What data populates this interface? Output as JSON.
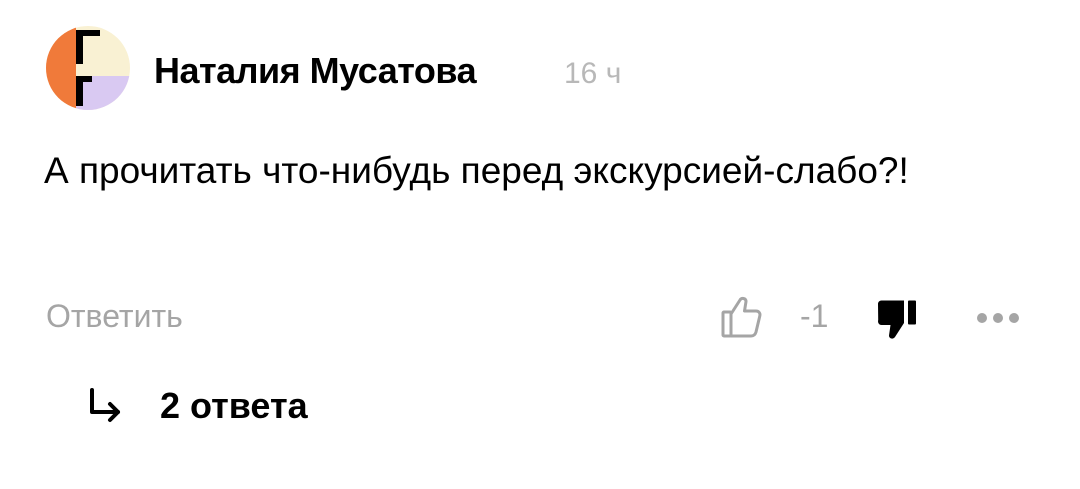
{
  "comment": {
    "author_name": "Наталия Мусатова",
    "timestamp": "16 ч",
    "text": "А прочитать что-нибудь перед экскурсией-слабо?!",
    "avatar_icon": "abstract-colored-avatar",
    "avatar_colors": {
      "orange": "#f07a3a",
      "cream": "#f9f1d3",
      "lavender": "#d9c9f2",
      "black": "#000000"
    }
  },
  "actions": {
    "reply_label": "Ответить",
    "like_icon": "thumbs-up-outline-icon",
    "rating": "-1",
    "dislike_icon": "thumbs-down-filled-icon",
    "more_icon": "more-dots-icon"
  },
  "replies": {
    "arrow_icon": "reply-arrow-icon",
    "count_label": "2 ответа"
  },
  "colors": {
    "text": "#000000",
    "muted": "#a5a5a5",
    "timestamp": "#b8b8b8"
  }
}
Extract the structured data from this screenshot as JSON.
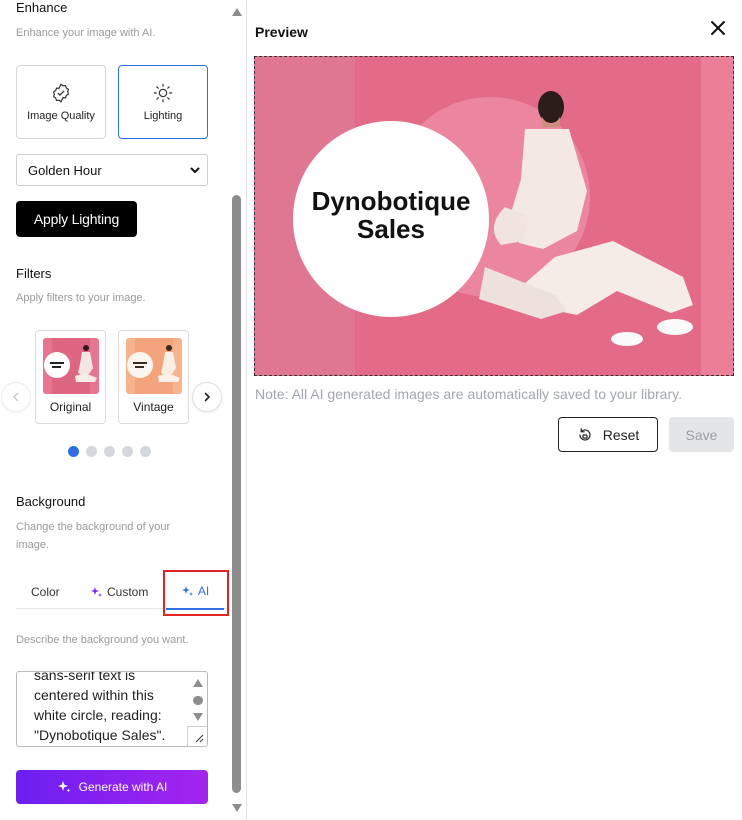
{
  "enhance": {
    "title": "Enhance",
    "description": "Enhance your image with AI.",
    "cards": [
      {
        "label": "Image Quality",
        "icon": "badge-check-icon",
        "selected": false
      },
      {
        "label": "Lighting",
        "icon": "sun-icon",
        "selected": true
      }
    ],
    "lighting_select_value": "Golden Hour",
    "apply_label": "Apply Lighting"
  },
  "filters": {
    "title": "Filters",
    "description": "Apply filters to your image.",
    "items": [
      {
        "label": "Original"
      },
      {
        "label": "Vintage"
      }
    ],
    "page_count": 5,
    "active_page": 1
  },
  "background": {
    "title": "Background",
    "description": "Change the background of your image.",
    "tabs": [
      {
        "label": "Color",
        "icon": ""
      },
      {
        "label": "Custom",
        "icon": "sparkle-icon"
      },
      {
        "label": "AI",
        "icon": "sparkle-icon",
        "active": true
      }
    ],
    "prompt_label": "Describe the background you want.",
    "prompt_text": "sans-serif text is centered within this white circle, reading: \"Dynobotique Sales\".",
    "generate_label": "Generate with AI"
  },
  "preview": {
    "title": "Preview",
    "image_text": "Dynobotique Sales",
    "note": "Note: All AI generated images are automatically saved to your library.",
    "reset_label": "Reset",
    "save_label": "Save"
  },
  "colors": {
    "accent_blue": "#2f6fe3",
    "generate_gradient_start": "#6b1ff0",
    "generate_gradient_end": "#a524ef",
    "preview_pink": "#e8758f",
    "highlight_red": "#e02424"
  }
}
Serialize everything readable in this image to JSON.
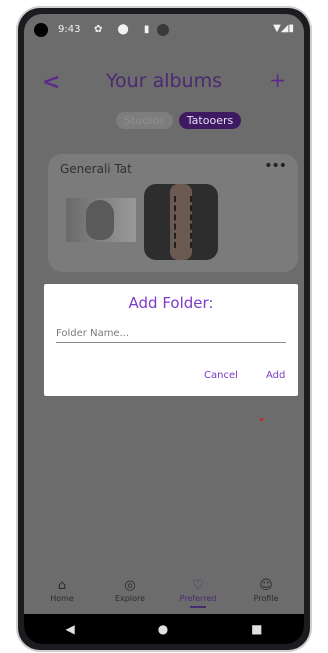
{
  "status": {
    "time": "9:43",
    "left_icons": "✿ ⬤ ▮",
    "right_icons": "▼◢▮"
  },
  "header": {
    "back": "<",
    "title": "Your albums",
    "add": "+"
  },
  "toggle": {
    "studios": "Studios",
    "tatooers": "Tatooers"
  },
  "album": {
    "title": "Generali Tat",
    "menu": "•••"
  },
  "dialog": {
    "title": "Add Folder:",
    "placeholder": "Folder Name...",
    "cancel": "Cancel",
    "add": "Add"
  },
  "nav": [
    {
      "label": "Home",
      "icon": "⌂"
    },
    {
      "label": "Explore",
      "icon": "◎"
    },
    {
      "label": "Preferred",
      "icon": "♡"
    },
    {
      "label": "Profile",
      "icon": "☺"
    }
  ],
  "system_nav": {
    "back": "◀",
    "home": "●",
    "recents": "■"
  },
  "colors": {
    "accent": "#7e3bc7",
    "title": "#4a2a70",
    "overlay": "#6c6c6c"
  }
}
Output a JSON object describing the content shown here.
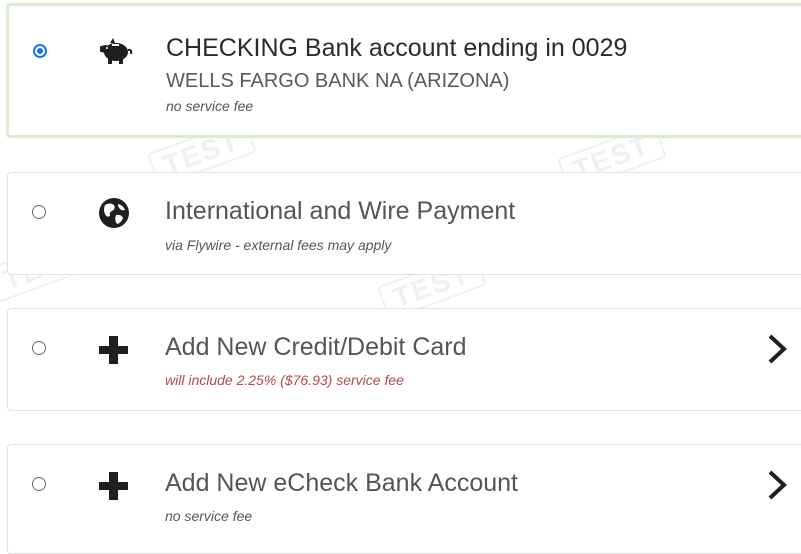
{
  "watermarks": [
    "TEST",
    "TEST",
    "TEST",
    "TEST"
  ],
  "payment_options": [
    {
      "title": "CHECKING Bank account ending in 0029",
      "subtitle": "WELLS FARGO BANK NA (ARIZONA)",
      "note": "no service fee",
      "icon": "piggy-bank-icon",
      "selected": true
    },
    {
      "title": "International and Wire Payment",
      "note": "via Flywire - external fees may apply",
      "icon": "globe-icon",
      "selected": false
    },
    {
      "title": "Add New Credit/Debit Card",
      "note": "will include 2.25% ($76.93) service fee",
      "note_color": "#b24a4a",
      "icon": "plus-icon",
      "selected": false
    },
    {
      "title": "Add New eCheck Bank Account",
      "note": "no service fee",
      "icon": "plus-icon",
      "selected": false
    }
  ],
  "colors": {
    "selected_border": "#dcebd3",
    "radio_checked": "#1a73e8",
    "fee_warning": "#b24a4a"
  }
}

• Exercise goal: Restate the whole of the material word for word without the pictures.

• Final answer:
What data populates this interface? Output as JSON.
{
  "comment": {
    "author_name": "Наталия Мусатова",
    "timestamp": "16 ч",
    "text": "А прочитать что-нибудь перед экскурсией-слабо?!",
    "avatar_icon": "abstract-colored-avatar",
    "avatar_colors": {
      "orange": "#f07a3a",
      "cream": "#f9f1d3",
      "lavender": "#d9c9f2",
      "black": "#000000"
    }
  },
  "actions": {
    "reply_label": "Ответить",
    "like_icon": "thumbs-up-outline-icon",
    "rating": "-1",
    "dislike_icon": "thumbs-down-filled-icon",
    "more_icon": "more-dots-icon"
  },
  "replies": {
    "arrow_icon": "reply-arrow-icon",
    "count_label": "2 ответа"
  },
  "colors": {
    "text": "#000000",
    "muted": "#a5a5a5",
    "timestamp": "#b8b8b8"
  }
}
Extract the structured data from this screenshot as JSON.
{
  "enhance": {
    "title": "Enhance",
    "description": "Enhance your image with AI.",
    "cards": [
      {
        "label": "Image Quality",
        "icon": "badge-check-icon",
        "selected": false
      },
      {
        "label": "Lighting",
        "icon": "sun-icon",
        "selected": true
      }
    ],
    "lighting_select_value": "Golden Hour",
    "apply_label": "Apply Lighting"
  },
  "filters": {
    "title": "Filters",
    "description": "Apply filters to your image.",
    "items": [
      {
        "label": "Original"
      },
      {
        "label": "Vintage"
      }
    ],
    "page_count": 5,
    "active_page": 1
  },
  "background": {
    "title": "Background",
    "description": "Change the background of your image.",
    "tabs": [
      {
        "label": "Color",
        "icon": ""
      },
      {
        "label": "Custom",
        "icon": "sparkle-icon"
      },
      {
        "label": "AI",
        "icon": "sparkle-icon",
        "active": true
      }
    ],
    "prompt_label": "Describe the background you want.",
    "prompt_text": "sans-serif text is centered within this white circle, reading: \"Dynobotique Sales\".",
    "generate_label": "Generate with AI"
  },
  "preview": {
    "title": "Preview",
    "image_text": "Dynobotique Sales",
    "note": "Note: All AI generated images are automatically saved to your library.",
    "reset_label": "Reset",
    "save_label": "Save"
  },
  "colors": {
    "accent_blue": "#2f6fe3",
    "generate_gradient_start": "#6b1ff0",
    "generate_gradient_end": "#a524ef",
    "preview_pink": "#e8758f",
    "highlight_red": "#e02424"
  }
}
Serialize everything readable in this image to JSON.
{
  "status": {
    "time": "9:43",
    "left_icons": "✿ ⬤ ▮",
    "right_icons": "▼◢▮"
  },
  "header": {
    "back": "<",
    "title": "Your albums",
    "add": "+"
  },
  "toggle": {
    "studios": "Studios",
    "tatooers": "Tatooers"
  },
  "album": {
    "title": "Generali Tat",
    "menu": "•••"
  },
  "dialog": {
    "title": "Add Folder:",
    "placeholder": "Folder Name...",
    "cancel": "Cancel",
    "add": "Add"
  },
  "nav": [
    {
      "label": "Home",
      "icon": "⌂"
    },
    {
      "label": "Explore",
      "icon": "◎"
    },
    {
      "label": "Preferred",
      "icon": "♡"
    },
    {
      "label": "Profile",
      "icon": "☺"
    }
  ],
  "system_nav": {
    "back": "◀",
    "home": "●",
    "recents": "■"
  },
  "colors": {
    "accent": "#7e3bc7",
    "title": "#4a2a70",
    "overlay": "#6c6c6c"
  }
}
Output a JSON object describing the content shown here.
{
  "watermarks": [
    "TEST",
    "TEST",
    "TEST",
    "TEST"
  ],
  "payment_options": [
    {
      "title": "CHECKING Bank account ending in 0029",
      "subtitle": "WELLS FARGO BANK NA (ARIZONA)",
      "note": "no service fee",
      "icon": "piggy-bank-icon",
      "selected": true
    },
    {
      "title": "International and Wire Payment",
      "note": "via Flywire - external fees may apply",
      "icon": "globe-icon",
      "selected": false
    },
    {
      "title": "Add New Credit/Debit Card",
      "note": "will include 2.25% ($76.93) service fee",
      "note_color": "#b24a4a",
      "icon": "plus-icon",
      "selected": false
    },
    {
      "title": "Add New eCheck Bank Account",
      "note": "no service fee",
      "icon": "plus-icon",
      "selected": false
    }
  ],
  "colors": {
    "selected_border": "#dcebd3",
    "radio_checked": "#1a73e8",
    "fee_warning": "#b24a4a"
  }
}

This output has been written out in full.